***** Records provided *****

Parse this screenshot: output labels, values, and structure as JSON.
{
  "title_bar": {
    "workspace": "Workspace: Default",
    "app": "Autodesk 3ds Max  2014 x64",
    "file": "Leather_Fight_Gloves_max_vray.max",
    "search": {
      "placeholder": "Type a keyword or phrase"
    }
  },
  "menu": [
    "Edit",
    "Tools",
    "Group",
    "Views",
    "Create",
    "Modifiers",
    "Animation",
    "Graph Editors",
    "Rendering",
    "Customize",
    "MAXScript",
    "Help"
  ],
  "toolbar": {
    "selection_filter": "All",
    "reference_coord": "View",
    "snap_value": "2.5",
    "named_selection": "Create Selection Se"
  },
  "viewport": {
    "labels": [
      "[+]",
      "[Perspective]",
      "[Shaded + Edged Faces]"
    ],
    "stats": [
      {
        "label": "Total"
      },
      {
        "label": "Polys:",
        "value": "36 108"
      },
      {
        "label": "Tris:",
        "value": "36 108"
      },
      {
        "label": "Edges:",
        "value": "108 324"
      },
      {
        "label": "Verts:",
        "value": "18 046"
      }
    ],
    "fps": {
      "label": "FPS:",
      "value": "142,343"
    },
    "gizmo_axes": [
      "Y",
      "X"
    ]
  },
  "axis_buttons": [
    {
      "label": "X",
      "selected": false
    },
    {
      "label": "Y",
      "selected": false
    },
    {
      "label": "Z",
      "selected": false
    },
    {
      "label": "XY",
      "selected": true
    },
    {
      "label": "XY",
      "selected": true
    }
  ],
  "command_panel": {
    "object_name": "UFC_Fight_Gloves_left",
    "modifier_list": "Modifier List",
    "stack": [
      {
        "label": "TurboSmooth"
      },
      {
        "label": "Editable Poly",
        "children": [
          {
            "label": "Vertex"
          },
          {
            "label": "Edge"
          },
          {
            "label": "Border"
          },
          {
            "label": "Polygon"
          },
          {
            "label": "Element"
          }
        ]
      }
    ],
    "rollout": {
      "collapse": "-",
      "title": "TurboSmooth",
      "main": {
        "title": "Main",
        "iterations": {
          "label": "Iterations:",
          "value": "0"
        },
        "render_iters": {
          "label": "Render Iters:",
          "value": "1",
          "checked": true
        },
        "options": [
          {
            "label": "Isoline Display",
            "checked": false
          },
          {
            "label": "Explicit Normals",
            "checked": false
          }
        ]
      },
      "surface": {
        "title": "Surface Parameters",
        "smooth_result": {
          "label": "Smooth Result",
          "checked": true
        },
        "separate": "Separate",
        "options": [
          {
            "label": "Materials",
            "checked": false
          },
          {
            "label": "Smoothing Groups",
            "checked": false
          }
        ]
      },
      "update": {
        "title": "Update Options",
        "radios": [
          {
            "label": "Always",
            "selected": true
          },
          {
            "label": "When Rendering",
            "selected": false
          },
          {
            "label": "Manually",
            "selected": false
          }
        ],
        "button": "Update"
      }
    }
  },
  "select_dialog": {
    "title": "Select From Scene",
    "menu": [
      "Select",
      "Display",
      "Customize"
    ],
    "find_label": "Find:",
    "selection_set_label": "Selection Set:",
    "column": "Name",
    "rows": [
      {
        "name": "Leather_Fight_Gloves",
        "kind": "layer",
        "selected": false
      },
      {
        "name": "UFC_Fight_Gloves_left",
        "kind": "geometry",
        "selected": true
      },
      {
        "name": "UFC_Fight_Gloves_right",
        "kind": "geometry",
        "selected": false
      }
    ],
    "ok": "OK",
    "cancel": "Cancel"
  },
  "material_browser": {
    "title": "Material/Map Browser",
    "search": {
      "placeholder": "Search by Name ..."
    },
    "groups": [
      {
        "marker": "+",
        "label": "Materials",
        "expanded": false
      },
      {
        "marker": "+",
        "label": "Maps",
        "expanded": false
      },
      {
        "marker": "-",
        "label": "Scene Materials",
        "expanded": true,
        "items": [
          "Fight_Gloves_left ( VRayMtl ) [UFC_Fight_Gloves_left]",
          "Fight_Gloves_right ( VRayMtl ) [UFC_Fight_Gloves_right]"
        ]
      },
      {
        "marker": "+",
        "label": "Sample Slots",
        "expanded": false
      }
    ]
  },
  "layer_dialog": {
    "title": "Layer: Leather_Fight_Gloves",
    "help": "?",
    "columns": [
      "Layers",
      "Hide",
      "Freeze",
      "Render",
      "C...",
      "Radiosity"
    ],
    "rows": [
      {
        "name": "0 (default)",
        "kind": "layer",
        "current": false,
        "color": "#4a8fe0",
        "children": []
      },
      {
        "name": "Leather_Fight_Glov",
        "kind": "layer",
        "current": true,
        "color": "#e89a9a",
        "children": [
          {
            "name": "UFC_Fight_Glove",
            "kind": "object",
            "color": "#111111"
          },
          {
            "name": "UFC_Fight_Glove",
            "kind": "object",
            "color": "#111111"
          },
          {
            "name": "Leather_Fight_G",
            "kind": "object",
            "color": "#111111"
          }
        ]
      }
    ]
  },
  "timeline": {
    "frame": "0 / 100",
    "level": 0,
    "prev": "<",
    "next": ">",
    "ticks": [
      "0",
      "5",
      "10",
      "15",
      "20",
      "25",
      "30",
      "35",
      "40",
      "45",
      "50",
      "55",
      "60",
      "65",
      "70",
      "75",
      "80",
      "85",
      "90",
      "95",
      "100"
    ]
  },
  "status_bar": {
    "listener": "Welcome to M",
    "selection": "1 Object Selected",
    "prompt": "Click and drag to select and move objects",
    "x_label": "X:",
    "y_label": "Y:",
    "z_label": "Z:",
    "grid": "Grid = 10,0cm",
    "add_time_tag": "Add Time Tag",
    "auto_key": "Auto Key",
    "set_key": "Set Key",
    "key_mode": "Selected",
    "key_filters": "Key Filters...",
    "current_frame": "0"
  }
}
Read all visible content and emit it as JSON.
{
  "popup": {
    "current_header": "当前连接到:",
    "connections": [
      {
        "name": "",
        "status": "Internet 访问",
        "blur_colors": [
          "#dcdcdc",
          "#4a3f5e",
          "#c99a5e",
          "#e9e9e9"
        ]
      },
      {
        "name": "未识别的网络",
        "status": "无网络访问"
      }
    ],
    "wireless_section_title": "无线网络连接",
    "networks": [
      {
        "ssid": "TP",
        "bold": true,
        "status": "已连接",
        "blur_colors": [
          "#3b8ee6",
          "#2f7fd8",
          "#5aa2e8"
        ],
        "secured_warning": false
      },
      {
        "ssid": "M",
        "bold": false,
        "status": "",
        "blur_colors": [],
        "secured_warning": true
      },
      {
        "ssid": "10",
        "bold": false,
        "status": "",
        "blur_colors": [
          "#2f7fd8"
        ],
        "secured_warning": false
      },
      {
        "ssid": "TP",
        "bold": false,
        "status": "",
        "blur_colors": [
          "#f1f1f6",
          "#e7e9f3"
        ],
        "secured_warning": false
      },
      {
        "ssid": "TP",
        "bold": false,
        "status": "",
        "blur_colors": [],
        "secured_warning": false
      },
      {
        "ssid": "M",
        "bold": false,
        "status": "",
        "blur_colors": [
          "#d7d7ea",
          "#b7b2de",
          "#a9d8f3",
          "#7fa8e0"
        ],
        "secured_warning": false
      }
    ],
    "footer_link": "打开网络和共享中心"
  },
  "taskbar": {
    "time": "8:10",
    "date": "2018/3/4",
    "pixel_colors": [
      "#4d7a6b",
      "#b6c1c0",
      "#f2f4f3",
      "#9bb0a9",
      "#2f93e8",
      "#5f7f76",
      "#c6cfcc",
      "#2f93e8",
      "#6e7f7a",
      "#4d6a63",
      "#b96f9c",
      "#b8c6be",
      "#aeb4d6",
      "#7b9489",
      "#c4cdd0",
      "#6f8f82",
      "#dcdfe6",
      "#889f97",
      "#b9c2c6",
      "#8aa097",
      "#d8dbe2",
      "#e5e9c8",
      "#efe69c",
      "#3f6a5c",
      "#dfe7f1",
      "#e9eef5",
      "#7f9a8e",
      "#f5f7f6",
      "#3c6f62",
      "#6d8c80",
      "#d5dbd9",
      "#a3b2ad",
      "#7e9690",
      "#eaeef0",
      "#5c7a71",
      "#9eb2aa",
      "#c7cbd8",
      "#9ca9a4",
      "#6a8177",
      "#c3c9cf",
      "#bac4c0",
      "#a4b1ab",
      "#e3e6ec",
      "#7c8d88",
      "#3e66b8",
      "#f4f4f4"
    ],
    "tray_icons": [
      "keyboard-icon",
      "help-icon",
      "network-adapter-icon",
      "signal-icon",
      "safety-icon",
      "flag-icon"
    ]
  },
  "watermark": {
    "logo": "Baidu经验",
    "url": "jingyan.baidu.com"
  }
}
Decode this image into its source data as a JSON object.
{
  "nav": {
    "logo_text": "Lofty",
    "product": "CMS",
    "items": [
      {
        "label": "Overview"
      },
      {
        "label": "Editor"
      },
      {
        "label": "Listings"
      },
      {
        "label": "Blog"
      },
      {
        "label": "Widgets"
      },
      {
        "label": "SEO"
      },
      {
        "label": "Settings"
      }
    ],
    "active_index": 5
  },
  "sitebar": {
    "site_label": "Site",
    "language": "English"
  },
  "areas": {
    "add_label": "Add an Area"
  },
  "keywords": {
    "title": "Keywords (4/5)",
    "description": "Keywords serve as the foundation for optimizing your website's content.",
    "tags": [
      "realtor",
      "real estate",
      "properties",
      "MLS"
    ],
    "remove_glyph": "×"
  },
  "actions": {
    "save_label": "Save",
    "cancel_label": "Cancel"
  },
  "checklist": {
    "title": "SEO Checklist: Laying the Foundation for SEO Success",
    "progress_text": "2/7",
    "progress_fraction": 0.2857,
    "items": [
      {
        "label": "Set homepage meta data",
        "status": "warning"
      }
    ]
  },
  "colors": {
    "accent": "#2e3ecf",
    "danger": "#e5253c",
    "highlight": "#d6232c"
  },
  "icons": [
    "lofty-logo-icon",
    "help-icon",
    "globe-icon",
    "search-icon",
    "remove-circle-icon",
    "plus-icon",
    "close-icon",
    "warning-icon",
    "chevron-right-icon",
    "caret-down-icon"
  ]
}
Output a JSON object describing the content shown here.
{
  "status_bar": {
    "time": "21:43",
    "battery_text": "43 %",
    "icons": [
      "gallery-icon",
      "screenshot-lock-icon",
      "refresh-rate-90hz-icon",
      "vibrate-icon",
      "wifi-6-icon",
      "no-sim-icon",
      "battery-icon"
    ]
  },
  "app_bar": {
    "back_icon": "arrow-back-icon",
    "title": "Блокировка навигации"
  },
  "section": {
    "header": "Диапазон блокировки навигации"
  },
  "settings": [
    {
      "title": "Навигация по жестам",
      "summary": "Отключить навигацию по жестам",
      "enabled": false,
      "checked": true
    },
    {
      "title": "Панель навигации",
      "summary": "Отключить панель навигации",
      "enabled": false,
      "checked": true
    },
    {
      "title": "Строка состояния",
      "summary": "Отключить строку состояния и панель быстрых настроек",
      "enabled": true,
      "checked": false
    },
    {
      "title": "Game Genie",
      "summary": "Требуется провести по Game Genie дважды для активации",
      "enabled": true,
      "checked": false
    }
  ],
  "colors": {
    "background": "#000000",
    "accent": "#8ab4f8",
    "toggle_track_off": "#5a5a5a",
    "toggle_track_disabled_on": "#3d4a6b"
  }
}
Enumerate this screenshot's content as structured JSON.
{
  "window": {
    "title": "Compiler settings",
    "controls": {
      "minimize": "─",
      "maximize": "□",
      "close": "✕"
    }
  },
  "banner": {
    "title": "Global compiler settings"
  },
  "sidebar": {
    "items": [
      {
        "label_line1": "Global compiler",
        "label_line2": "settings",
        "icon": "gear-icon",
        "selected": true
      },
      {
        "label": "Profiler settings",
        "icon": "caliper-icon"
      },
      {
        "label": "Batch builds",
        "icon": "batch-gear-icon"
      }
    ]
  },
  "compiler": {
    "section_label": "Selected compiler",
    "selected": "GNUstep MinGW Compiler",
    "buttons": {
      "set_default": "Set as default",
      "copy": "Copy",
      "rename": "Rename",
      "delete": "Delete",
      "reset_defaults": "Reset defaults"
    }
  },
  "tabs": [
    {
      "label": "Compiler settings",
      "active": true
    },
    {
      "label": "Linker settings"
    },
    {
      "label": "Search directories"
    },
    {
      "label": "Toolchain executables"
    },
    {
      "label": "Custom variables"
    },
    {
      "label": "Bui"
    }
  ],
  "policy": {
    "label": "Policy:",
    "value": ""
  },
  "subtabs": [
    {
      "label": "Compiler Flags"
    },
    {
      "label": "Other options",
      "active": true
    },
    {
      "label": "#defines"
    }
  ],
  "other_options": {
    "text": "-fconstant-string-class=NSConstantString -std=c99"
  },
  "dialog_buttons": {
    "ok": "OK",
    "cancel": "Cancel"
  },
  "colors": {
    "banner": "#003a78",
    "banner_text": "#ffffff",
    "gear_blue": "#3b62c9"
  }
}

*****

**Task instructions**
Where a line contains the string "Genie", extract that line.

**Answer to this exercise**
      "title": "Game Genie",
      "summary": "Требуется провести по Game Genie дважды для активации",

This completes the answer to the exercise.